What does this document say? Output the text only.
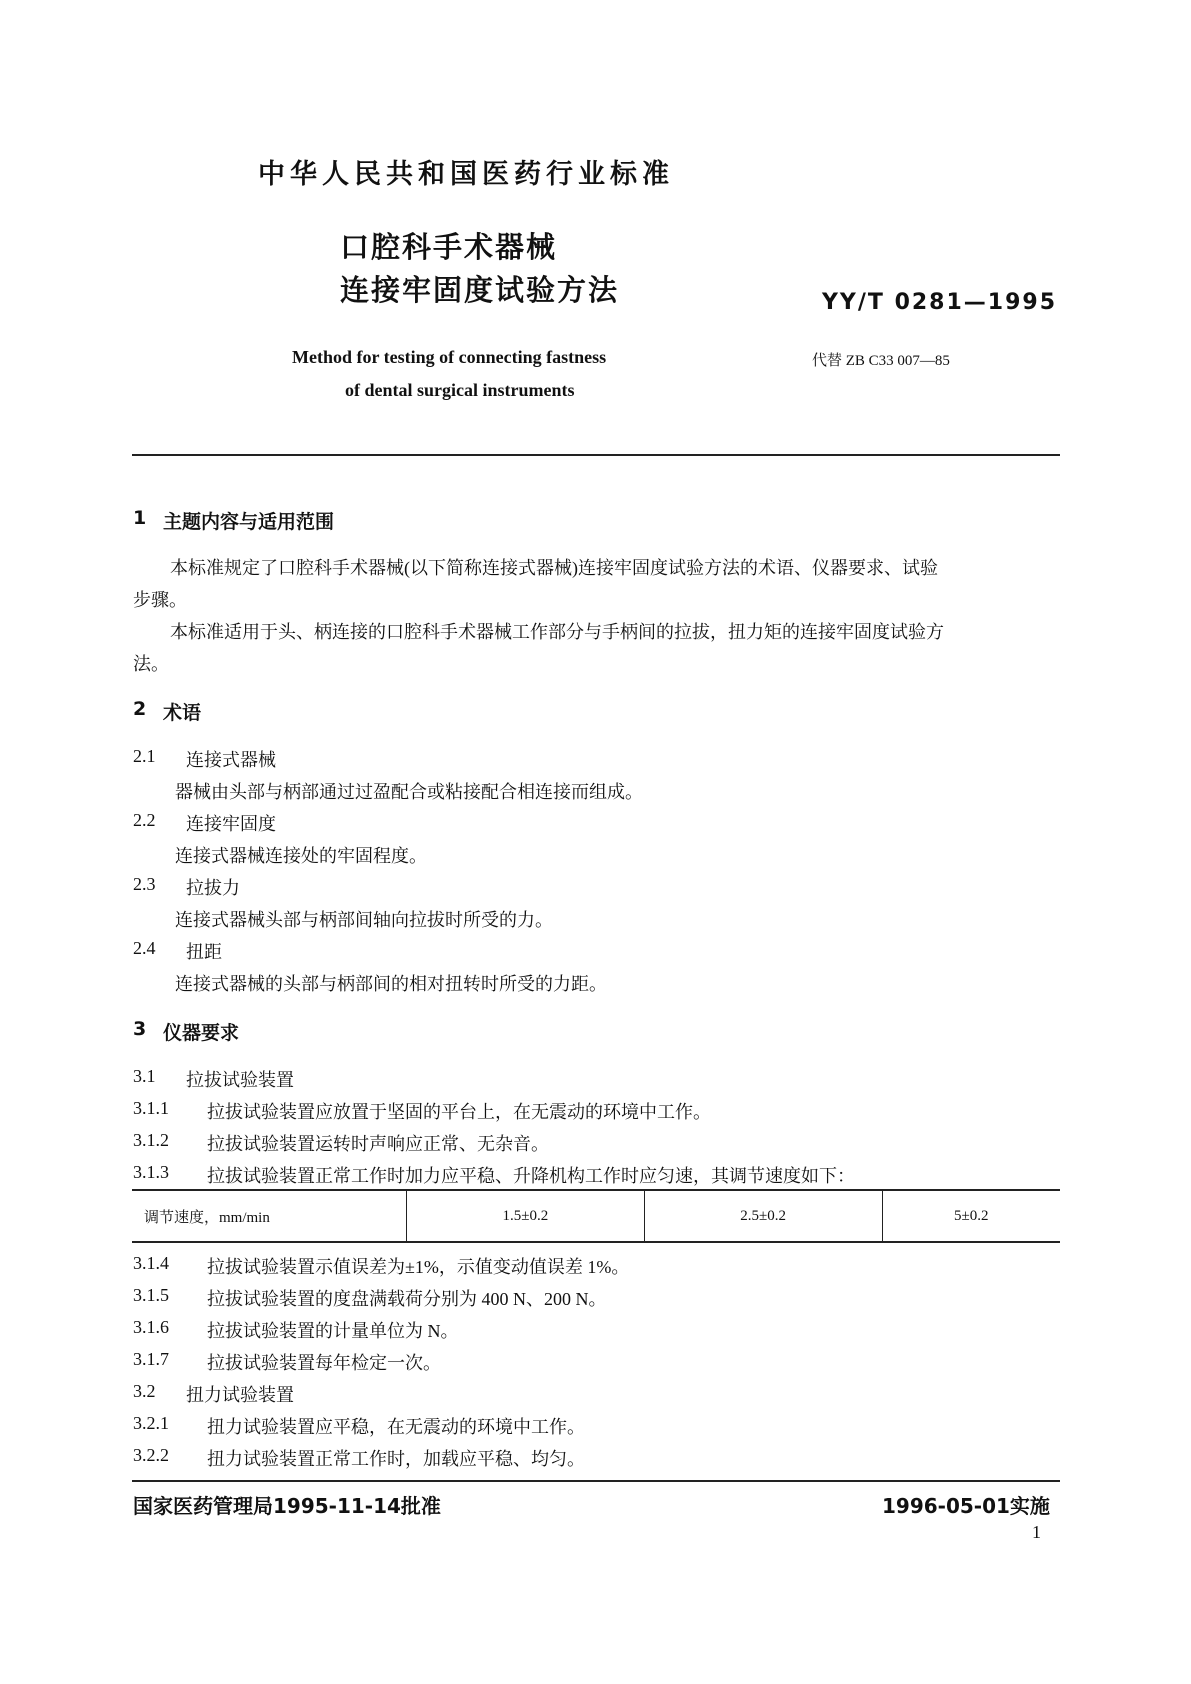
中华人民共和国医药行业标准
口腔科手术器械
连接牢固度试验方法	YY/T 0281—1995
Method for testing of connecting fastness
of dental surgical instruments
代替 ZB C33 007—85
1 主题内容与适用范围
本标准规定了口腔科手术器械(以下简称连接式器械)连接牢固度试验方法的术语、仪器要求、试验
步骤。
本标准适用于头、柄连接的口腔科手术器械工作部分与手柄间的拉拔，扭力矩的连接牢固度试验方
法。
2 术语
2.1 连接式器械
器械由头部与柄部通过过盈配合或粘接配合相连接而组成。
2.2 连接牢固度
连接式器械连接处的牢固程度。
2.3 拉拔力
连接式器械头部与柄部间轴向拉拔时所受的力。
2.4 扭距
连接式器械的头部与柄部间的相对扭转时所受的力距。
3 仪器要求
3.1 拉拔试验装置
3.1.1 拉拔试验装置应放置于坚固的平台上，在无震动的环境中工作。
3.1.2 拉拔试验装置运转时声响应正常、无杂音。
3.1.3 拉拔试验装置正常工作时加力应平稳、升降机构工作时应匀速，其调节速度如下：
调节速度，mm/min	1.5±0.2	2.5±0.2	5±0.2
3.1.4 拉拔试验装置示值误差为±1%，示值变动值误差 1%。
3.1.5 拉拔试验装置的度盘满载荷分别为 400 N、200 N。
3.1.6 拉拔试验装置的计量单位为 N。
3.1.7 拉拔试验装置每年检定一次。
3.2 扭力试验装置
3.2.1 扭力试验装置应平稳，在无震动的环境中工作。
3.2.2 扭力试验装置正常工作时，加载应平稳、均匀。
国家医药管理局1995-11-14批准	1996-05-01实施
1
====================
Exercise brief
Copy out each line of the records where the string "仪器要求" appears.

Reply
本标准规定了口腔科手术器械(以下简称连接式器械)连接牢固度试验方法的术语、仪器要求、试验
3 仪器要求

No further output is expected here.